▶ TASK DETAILS
Select from the records below every line that has the word "period" in it.

——————————

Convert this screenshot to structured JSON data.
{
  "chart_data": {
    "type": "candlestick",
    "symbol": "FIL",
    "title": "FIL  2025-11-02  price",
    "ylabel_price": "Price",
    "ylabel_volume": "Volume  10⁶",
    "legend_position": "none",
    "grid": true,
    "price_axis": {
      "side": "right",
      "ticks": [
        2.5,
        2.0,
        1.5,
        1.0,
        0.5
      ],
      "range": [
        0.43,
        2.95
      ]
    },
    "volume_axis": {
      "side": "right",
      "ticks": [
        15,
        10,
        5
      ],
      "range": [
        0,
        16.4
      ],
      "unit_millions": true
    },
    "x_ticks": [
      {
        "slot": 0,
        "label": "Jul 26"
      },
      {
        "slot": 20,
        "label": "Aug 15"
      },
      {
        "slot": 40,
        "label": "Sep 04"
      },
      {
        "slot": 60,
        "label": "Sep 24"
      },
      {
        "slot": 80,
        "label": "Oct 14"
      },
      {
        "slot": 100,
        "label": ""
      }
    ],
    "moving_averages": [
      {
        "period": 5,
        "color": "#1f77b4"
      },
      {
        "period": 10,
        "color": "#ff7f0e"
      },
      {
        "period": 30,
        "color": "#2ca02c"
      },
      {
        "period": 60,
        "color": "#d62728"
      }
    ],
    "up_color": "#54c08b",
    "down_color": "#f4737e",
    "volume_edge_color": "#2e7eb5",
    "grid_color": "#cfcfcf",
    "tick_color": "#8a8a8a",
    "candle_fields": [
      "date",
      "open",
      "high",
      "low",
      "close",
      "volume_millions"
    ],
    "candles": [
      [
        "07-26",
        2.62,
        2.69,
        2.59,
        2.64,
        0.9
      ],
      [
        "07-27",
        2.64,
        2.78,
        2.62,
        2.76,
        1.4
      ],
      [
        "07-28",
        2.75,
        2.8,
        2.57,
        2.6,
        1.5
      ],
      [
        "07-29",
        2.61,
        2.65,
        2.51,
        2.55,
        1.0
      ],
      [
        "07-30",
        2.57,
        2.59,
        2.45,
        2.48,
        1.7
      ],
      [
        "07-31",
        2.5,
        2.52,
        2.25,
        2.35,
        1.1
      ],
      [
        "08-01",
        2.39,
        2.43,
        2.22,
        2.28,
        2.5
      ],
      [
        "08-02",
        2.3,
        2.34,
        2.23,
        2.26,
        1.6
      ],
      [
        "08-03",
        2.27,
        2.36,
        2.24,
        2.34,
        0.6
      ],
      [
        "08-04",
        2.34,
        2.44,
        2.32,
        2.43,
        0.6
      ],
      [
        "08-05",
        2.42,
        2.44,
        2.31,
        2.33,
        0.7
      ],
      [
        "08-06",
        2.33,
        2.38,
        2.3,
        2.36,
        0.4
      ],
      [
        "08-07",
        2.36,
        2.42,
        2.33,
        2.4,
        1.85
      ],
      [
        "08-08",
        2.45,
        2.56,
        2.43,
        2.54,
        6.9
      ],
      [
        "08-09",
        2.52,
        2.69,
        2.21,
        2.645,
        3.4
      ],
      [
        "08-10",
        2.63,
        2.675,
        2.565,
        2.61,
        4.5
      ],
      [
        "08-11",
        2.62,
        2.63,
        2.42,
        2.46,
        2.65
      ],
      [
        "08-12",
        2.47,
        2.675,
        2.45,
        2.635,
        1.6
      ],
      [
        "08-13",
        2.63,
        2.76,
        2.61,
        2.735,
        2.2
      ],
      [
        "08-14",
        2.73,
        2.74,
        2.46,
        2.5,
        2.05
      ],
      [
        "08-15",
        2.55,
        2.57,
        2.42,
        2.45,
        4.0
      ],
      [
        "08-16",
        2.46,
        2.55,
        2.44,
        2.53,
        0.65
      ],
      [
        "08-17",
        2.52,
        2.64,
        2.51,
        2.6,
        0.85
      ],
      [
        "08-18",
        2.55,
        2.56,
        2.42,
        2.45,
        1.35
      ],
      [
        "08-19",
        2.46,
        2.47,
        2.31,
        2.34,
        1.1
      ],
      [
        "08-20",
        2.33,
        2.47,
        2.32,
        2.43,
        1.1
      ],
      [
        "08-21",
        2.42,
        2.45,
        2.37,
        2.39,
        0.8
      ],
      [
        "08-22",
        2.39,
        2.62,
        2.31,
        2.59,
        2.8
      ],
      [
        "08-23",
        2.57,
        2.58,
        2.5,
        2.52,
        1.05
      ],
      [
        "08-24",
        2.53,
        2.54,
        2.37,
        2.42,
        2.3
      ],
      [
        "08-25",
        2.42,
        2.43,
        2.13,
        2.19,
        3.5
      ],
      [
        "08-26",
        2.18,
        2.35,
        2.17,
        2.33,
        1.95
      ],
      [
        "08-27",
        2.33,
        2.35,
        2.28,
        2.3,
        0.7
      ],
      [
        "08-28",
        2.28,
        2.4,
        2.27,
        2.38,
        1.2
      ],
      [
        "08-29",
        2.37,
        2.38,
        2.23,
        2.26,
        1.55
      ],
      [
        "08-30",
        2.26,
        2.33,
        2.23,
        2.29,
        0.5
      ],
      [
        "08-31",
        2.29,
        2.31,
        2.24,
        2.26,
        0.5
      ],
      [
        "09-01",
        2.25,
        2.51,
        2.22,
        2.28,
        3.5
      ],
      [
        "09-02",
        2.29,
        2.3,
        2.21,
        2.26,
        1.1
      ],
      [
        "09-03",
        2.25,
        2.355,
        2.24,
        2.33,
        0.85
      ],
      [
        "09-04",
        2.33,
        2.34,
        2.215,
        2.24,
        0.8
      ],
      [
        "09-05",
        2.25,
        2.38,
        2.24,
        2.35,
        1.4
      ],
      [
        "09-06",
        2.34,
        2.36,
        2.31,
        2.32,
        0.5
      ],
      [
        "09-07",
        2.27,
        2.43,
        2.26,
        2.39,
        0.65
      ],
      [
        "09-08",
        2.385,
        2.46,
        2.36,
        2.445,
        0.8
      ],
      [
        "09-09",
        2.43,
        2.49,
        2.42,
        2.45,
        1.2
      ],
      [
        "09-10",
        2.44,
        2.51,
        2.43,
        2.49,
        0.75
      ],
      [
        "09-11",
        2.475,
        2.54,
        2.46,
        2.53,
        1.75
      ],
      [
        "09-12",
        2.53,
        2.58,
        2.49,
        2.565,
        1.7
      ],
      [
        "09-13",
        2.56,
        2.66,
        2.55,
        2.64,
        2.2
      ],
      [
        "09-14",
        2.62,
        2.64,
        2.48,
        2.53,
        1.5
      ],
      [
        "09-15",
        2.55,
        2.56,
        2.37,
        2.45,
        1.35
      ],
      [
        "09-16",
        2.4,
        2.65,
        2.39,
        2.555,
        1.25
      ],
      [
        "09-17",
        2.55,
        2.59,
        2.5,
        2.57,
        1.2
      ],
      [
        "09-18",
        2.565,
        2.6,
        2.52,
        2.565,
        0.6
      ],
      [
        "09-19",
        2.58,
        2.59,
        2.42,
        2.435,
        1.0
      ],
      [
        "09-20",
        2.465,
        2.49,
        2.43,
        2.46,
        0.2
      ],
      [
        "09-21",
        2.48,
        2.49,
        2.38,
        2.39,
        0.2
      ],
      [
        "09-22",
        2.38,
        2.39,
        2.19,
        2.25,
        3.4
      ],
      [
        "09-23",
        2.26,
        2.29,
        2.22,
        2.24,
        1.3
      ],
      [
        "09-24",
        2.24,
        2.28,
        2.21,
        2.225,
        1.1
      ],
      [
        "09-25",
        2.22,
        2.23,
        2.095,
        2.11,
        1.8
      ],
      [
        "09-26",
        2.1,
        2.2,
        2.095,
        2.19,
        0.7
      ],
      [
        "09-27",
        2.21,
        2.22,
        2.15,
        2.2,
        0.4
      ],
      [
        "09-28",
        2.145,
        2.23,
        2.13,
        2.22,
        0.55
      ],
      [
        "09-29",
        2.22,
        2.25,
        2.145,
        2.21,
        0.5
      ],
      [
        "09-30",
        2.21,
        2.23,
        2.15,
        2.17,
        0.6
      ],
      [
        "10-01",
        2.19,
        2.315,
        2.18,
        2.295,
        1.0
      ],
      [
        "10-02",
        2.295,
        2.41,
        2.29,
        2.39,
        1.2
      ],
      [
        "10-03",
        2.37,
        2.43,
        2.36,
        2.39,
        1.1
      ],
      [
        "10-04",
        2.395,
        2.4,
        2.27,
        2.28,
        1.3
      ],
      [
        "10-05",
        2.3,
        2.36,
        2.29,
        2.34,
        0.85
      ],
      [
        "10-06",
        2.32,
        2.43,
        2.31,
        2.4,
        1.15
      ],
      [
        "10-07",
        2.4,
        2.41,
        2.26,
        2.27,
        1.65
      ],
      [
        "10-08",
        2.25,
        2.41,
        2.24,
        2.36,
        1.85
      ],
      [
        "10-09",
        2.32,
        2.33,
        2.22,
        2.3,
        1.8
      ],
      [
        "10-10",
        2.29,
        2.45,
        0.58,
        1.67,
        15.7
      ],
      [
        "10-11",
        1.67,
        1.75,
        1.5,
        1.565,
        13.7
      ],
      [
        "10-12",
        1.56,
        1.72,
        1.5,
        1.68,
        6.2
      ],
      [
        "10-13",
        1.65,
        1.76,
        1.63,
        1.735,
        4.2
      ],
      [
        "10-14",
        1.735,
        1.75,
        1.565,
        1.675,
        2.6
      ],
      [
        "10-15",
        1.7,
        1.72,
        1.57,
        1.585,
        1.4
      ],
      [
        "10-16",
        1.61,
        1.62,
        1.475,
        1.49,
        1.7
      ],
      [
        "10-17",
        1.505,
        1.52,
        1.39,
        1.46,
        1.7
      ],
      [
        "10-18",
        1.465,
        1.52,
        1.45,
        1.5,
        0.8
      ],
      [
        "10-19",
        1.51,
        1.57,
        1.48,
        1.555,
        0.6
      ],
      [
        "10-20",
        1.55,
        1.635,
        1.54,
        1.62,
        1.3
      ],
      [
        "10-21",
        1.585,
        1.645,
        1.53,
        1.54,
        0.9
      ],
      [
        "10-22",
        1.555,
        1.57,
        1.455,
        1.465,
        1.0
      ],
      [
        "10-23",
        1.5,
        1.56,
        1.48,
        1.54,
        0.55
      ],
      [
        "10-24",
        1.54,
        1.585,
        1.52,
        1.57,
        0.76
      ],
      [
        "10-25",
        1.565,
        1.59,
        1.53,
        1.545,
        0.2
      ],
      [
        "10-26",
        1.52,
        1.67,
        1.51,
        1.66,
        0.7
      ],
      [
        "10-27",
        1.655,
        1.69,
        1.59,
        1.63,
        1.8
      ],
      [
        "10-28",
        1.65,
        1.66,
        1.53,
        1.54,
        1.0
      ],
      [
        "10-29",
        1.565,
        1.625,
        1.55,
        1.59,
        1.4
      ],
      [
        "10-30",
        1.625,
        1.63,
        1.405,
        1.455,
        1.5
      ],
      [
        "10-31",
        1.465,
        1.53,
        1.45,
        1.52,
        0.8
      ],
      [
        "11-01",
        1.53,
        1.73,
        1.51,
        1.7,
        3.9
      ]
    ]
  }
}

——————————

▶ RESPONSE
        "period": 5,
        "period": 10,
        "period": 30,
        "period": 60,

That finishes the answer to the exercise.